** BEGIN STORED RECORDS **

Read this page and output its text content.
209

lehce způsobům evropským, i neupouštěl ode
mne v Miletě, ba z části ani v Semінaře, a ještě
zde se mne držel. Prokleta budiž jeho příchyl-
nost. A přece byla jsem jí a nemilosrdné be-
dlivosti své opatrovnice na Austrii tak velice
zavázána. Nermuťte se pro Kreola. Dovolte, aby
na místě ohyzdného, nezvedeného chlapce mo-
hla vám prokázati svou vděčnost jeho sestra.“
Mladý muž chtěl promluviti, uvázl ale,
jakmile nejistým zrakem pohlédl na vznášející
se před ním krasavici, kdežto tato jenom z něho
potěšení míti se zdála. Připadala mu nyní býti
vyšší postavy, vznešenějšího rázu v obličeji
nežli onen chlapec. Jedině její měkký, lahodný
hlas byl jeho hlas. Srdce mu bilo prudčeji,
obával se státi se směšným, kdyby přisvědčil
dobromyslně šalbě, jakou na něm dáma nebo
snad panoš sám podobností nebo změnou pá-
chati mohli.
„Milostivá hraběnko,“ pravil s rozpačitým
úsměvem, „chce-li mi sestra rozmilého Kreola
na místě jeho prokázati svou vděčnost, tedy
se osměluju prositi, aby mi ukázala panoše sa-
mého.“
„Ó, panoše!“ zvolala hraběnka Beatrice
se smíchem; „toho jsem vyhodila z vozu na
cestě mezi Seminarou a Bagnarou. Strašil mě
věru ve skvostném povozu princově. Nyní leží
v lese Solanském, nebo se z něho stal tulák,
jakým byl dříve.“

** END STORED RECORDS **

Quote the data above in full, changing nothing.

- _RESPONSE BELOW_:
Read this page and output its text content.
209

lehce způsobům evropským, i neupouštěl ode
mne v Miletě, ba z části ani v Semінaře, a ještě
zde se mne držel. Prokleta budiž jeho příchyl-
nost. A přece byla jsem jí a nemilosrdné be-
dlivosti své opatrovnice na Austrii tak velice
zavázána. Nermuťte se pro Kreola. Dovolte, aby
na místě ohyzdného, nezvedeného chlapce mo-
hla vám prokázati svou vděčnost jeho sestra.“
Mladý muž chtěl promluviti, uvázl ale,
jakmile nejistým zrakem pohlédl na vznášející
se před ním krasavici, kdežto tato jenom z něho
potěšení míti se zdála. Připadala mu nyní býti
vyšší postavy, vznešenějšího rázu v obličeji
nežli onen chlapec. Jedině její měkký, lahodný
hlas byl jeho hlas. Srdce mu bilo prudčeji,
obával se státi se směšným, kdyby přisvědčil
dobromyslně šalbě, jakou na něm dáma nebo
snad panoš sám podobností nebo změnou pá-
chati mohli.
„Milostivá hraběnko,“ pravil s rozpačitým
úsměvem, „chce-li mi sestra rozmilého Kreola
na místě jeho prokázati svou vděčnost, tedy
se osměluju prositi, aby mi ukázala panoše sa-
mého.“
„Ó, panoše!“ zvolala hraběnka Beatrice
se smíchem; „toho jsem vyhodila z vozu na
cestě mezi Seminarou a Bagnarou. Strašil mě
věru ve skvostném povozu princově. Nyní leží
v lese Solanském, nebo se z něho stal tulák,
jakým byl dříve.“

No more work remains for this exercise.